Task statement:
Lines that hold the string "name" are to be counted; give only their number.

Record excerpts:
※
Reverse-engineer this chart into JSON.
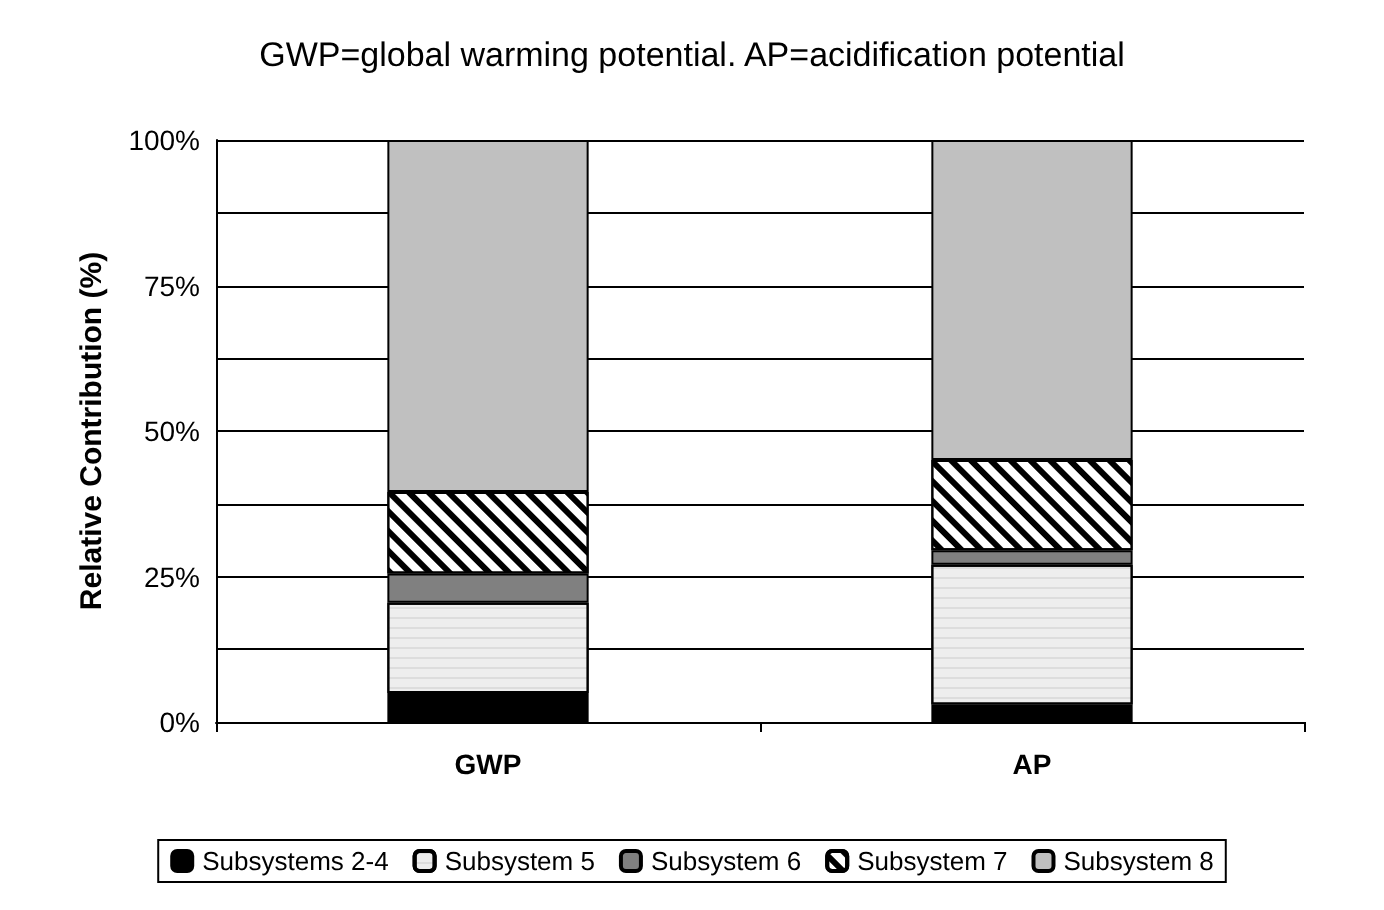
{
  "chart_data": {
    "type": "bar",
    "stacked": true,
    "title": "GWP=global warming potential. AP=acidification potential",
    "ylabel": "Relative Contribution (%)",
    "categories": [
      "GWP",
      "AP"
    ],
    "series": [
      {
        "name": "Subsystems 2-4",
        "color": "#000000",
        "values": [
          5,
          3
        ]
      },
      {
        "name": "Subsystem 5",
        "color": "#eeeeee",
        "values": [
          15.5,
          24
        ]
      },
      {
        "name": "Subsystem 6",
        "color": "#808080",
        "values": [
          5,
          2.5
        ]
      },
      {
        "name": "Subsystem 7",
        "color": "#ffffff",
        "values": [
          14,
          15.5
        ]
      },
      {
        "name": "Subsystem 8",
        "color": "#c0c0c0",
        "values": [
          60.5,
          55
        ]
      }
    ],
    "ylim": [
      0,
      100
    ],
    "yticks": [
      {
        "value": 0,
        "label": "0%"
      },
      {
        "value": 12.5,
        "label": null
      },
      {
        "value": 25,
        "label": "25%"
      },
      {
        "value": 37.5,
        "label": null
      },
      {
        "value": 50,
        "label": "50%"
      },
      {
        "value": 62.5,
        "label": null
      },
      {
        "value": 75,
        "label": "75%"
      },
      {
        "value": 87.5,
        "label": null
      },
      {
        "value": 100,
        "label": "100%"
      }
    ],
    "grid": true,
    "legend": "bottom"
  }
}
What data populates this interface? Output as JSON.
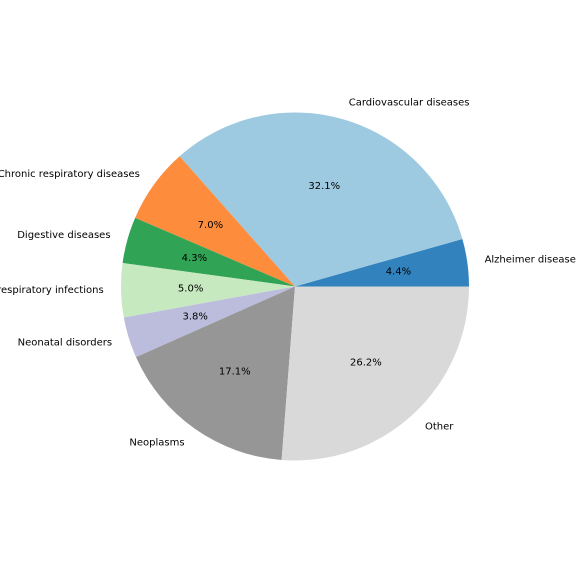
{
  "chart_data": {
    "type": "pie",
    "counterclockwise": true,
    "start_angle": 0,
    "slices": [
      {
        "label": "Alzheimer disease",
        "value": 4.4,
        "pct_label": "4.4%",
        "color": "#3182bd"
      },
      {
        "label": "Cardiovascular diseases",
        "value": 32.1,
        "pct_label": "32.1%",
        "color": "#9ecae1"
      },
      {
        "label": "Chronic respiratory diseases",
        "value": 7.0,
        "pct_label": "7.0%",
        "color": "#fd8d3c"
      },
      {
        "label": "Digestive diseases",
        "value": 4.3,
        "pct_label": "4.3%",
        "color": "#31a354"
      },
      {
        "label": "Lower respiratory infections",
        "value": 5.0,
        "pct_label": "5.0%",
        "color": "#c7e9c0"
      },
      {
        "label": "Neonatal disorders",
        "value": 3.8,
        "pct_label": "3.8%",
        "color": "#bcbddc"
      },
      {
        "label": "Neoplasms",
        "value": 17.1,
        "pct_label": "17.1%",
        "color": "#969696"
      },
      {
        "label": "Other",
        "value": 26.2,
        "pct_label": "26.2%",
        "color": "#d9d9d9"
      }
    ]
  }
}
※
The response:
5